- Requirements: Write out all of the entries that follow, word for word, but skip the pictures.

- Records to process:

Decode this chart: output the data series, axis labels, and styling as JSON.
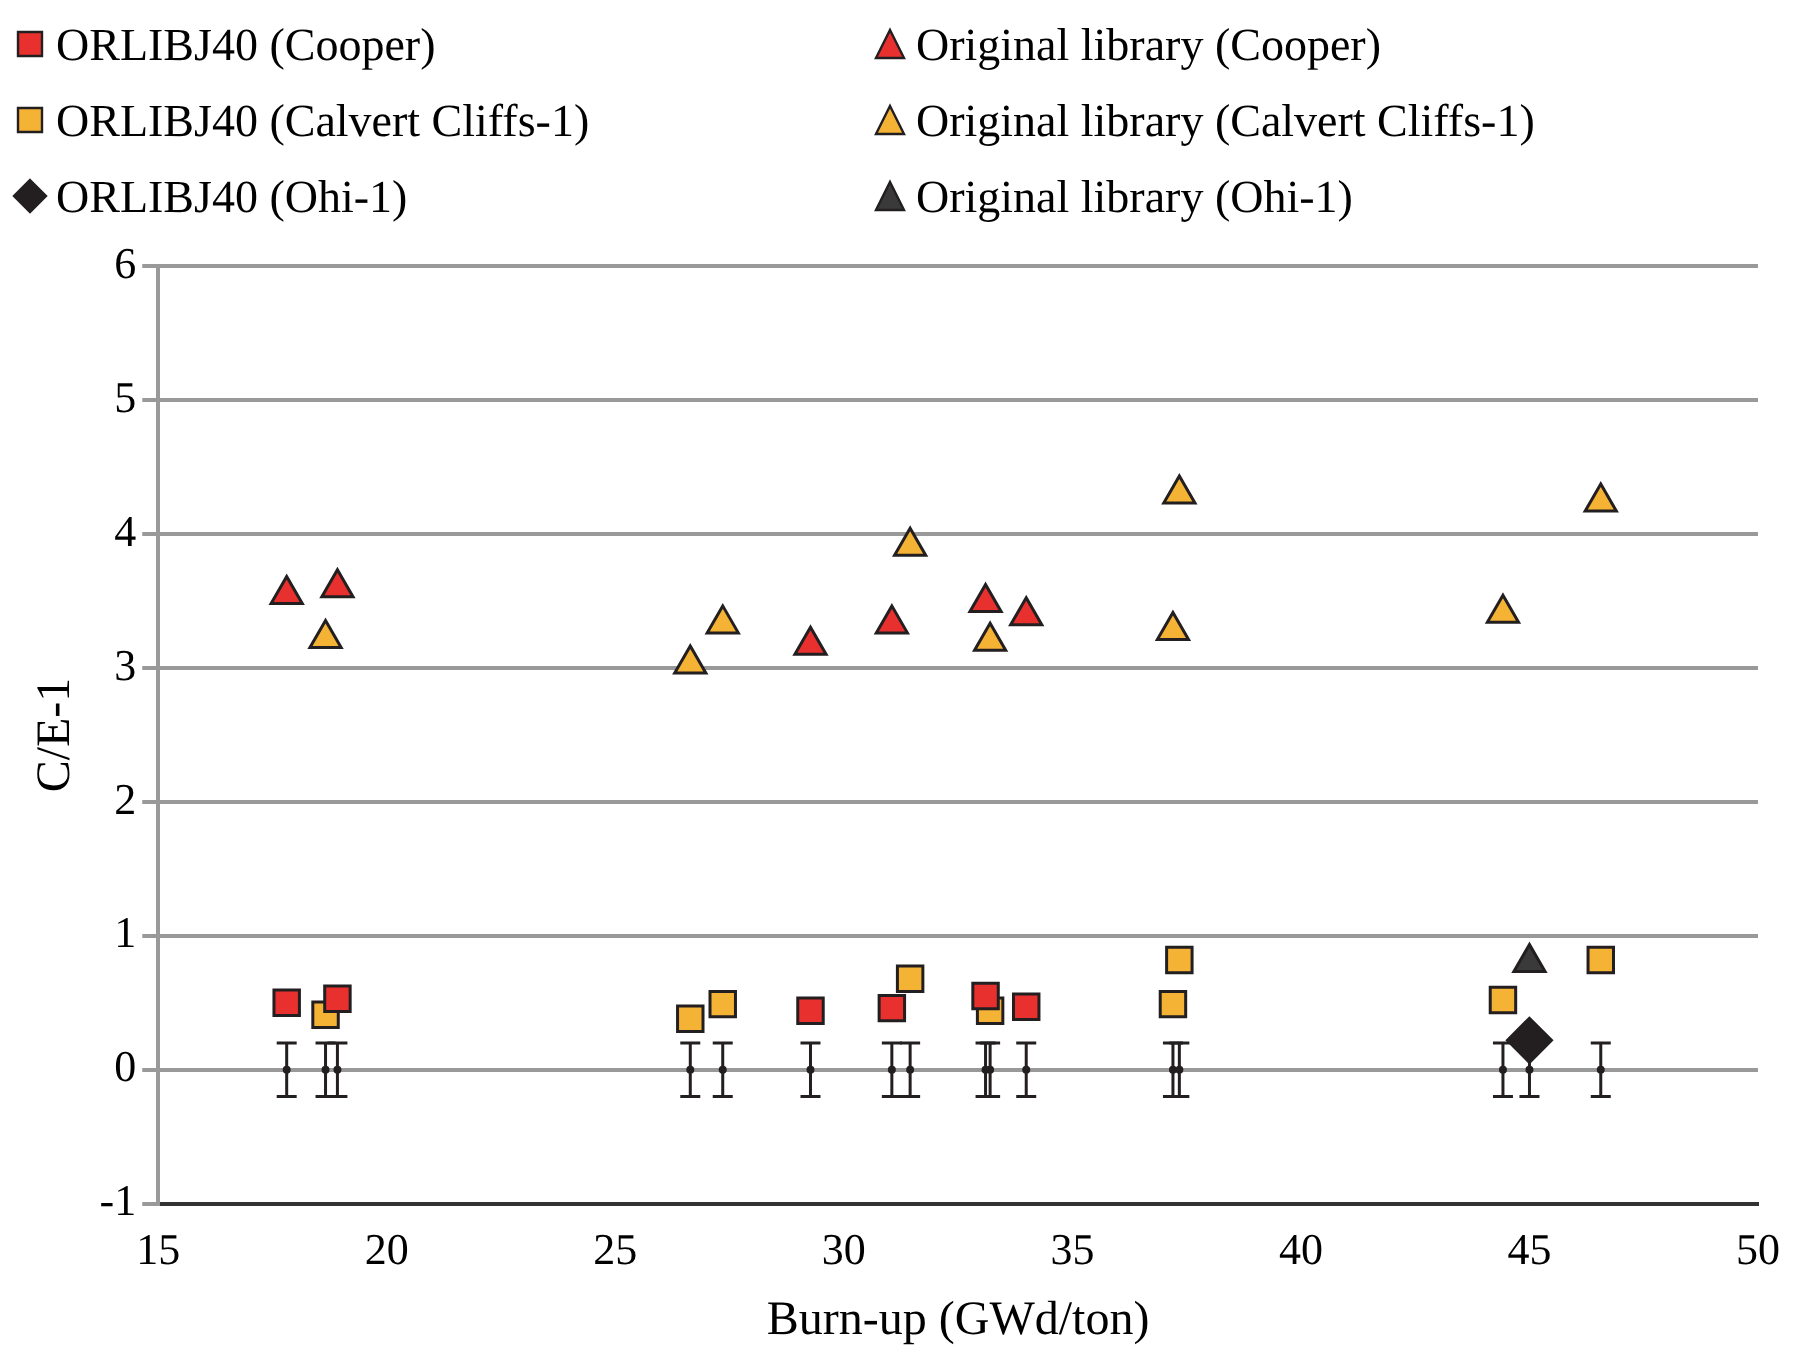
{
  "chart_data": {
    "type": "scatter",
    "xlabel": "Burn-up (GWd/ton)",
    "ylabel": "C/E-1",
    "xlim": [
      15,
      50
    ],
    "xticks": [
      15,
      20,
      25,
      30,
      35,
      40,
      45,
      50
    ],
    "ylim": [
      -1,
      6
    ],
    "yticks": [
      -1,
      0,
      1,
      2,
      3,
      4,
      5,
      6
    ],
    "grid": "y",
    "legend": "top",
    "series": [
      {
        "name": "ORLIBJ40 (Cooper)",
        "color": "#e8302f",
        "marker": "square",
        "x": [
          17.81,
          18.92,
          29.27,
          31.05,
          33.1,
          33.99
        ],
        "values": [
          0.5,
          0.53,
          0.44,
          0.46,
          0.55,
          0.47
        ]
      },
      {
        "name": "Original library (Cooper)",
        "color": "#e8302f",
        "marker": "triangle",
        "x": [
          17.81,
          18.92,
          29.27,
          31.05,
          33.1,
          33.99
        ],
        "values": [
          3.55,
          3.6,
          3.17,
          3.33,
          3.49,
          3.39
        ]
      },
      {
        "name": "ORLIBJ40 (Calvert Cliffs-1)",
        "color": "#f5b335",
        "marker": "square",
        "x": [
          18.66,
          26.64,
          27.35,
          31.45,
          33.2,
          37.2,
          37.34,
          44.42,
          46.56
        ],
        "values": [
          0.41,
          0.38,
          0.49,
          0.68,
          0.44,
          0.49,
          0.82,
          0.52,
          0.82
        ]
      },
      {
        "name": "Original library (Calvert Cliffs-1)",
        "color": "#f5b335",
        "marker": "triangle",
        "x": [
          18.66,
          26.64,
          27.35,
          31.45,
          33.2,
          37.2,
          37.34,
          44.42,
          46.56
        ],
        "values": [
          3.22,
          3.03,
          3.33,
          3.91,
          3.2,
          3.28,
          4.3,
          3.41,
          4.24
        ]
      },
      {
        "name": "ORLIBJ40 (Ohi-1)",
        "color": "#231f20",
        "marker": "diamond",
        "x": [
          45.0
        ],
        "values": [
          0.22
        ]
      },
      {
        "name": "Original library (Ohi-1)",
        "color": "#3a3a3a",
        "marker": "triangle",
        "x": [
          45.0
        ],
        "values": [
          0.8
        ]
      },
      {
        "color": "#231f20",
        "marker": "circle",
        "x": [
          17.81,
          18.66,
          18.92,
          26.64,
          27.35,
          29.27,
          31.05,
          31.45,
          33.1,
          33.2,
          33.99,
          37.2,
          37.34,
          44.42,
          45.0,
          46.56
        ],
        "values": [
          0,
          0,
          0,
          0,
          0,
          0,
          0,
          0,
          0,
          0,
          0,
          0,
          0,
          0,
          0,
          0
        ],
        "errors": [
          0.2,
          0.2,
          0.2,
          0.2,
          0.2,
          0.2,
          0.2,
          0.2,
          0.2,
          0.2,
          0.2,
          0.2,
          0.2,
          0.2,
          0.2,
          0.2
        ]
      }
    ]
  }
}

- Output of the exercise:
Decode this chart: output the data series, axis labels, and styling as JSON.
{
  "chart_data": {
    "type": "scatter",
    "xlabel": "Burn-up (GWd/ton)",
    "ylabel": "C/E-1",
    "xlim": [
      15,
      50
    ],
    "xticks": [
      15,
      20,
      25,
      30,
      35,
      40,
      45,
      50
    ],
    "ylim": [
      -1,
      6
    ],
    "yticks": [
      -1,
      0,
      1,
      2,
      3,
      4,
      5,
      6
    ],
    "grid": "y",
    "legend": "top",
    "series": [
      {
        "name": "ORLIBJ40 (Cooper)",
        "color": "#e8302f",
        "marker": "square",
        "x": [
          17.81,
          18.92,
          29.27,
          31.05,
          33.1,
          33.99
        ],
        "values": [
          0.5,
          0.53,
          0.44,
          0.46,
          0.55,
          0.47
        ]
      },
      {
        "name": "Original library (Cooper)",
        "color": "#e8302f",
        "marker": "triangle",
        "x": [
          17.81,
          18.92,
          29.27,
          31.05,
          33.1,
          33.99
        ],
        "values": [
          3.55,
          3.6,
          3.17,
          3.33,
          3.49,
          3.39
        ]
      },
      {
        "name": "ORLIBJ40 (Calvert Cliffs-1)",
        "color": "#f5b335",
        "marker": "square",
        "x": [
          18.66,
          26.64,
          27.35,
          31.45,
          33.2,
          37.2,
          37.34,
          44.42,
          46.56
        ],
        "values": [
          0.41,
          0.38,
          0.49,
          0.68,
          0.44,
          0.49,
          0.82,
          0.52,
          0.82
        ]
      },
      {
        "name": "Original library (Calvert Cliffs-1)",
        "color": "#f5b335",
        "marker": "triangle",
        "x": [
          18.66,
          26.64,
          27.35,
          31.45,
          33.2,
          37.2,
          37.34,
          44.42,
          46.56
        ],
        "values": [
          3.22,
          3.03,
          3.33,
          3.91,
          3.2,
          3.28,
          4.3,
          3.41,
          4.24
        ]
      },
      {
        "name": "ORLIBJ40 (Ohi-1)",
        "color": "#231f20",
        "marker": "diamond",
        "x": [
          45.0
        ],
        "values": [
          0.22
        ]
      },
      {
        "name": "Original library (Ohi-1)",
        "color": "#3a3a3a",
        "marker": "triangle",
        "x": [
          45.0
        ],
        "values": [
          0.8
        ]
      },
      {
        "color": "#231f20",
        "marker": "circle",
        "x": [
          17.81,
          18.66,
          18.92,
          26.64,
          27.35,
          29.27,
          31.05,
          31.45,
          33.1,
          33.2,
          33.99,
          37.2,
          37.34,
          44.42,
          45.0,
          46.56
        ],
        "values": [
          0,
          0,
          0,
          0,
          0,
          0,
          0,
          0,
          0,
          0,
          0,
          0,
          0,
          0,
          0,
          0
        ],
        "errors": [
          0.2,
          0.2,
          0.2,
          0.2,
          0.2,
          0.2,
          0.2,
          0.2,
          0.2,
          0.2,
          0.2,
          0.2,
          0.2,
          0.2,
          0.2,
          0.2
        ]
      }
    ]
  }
}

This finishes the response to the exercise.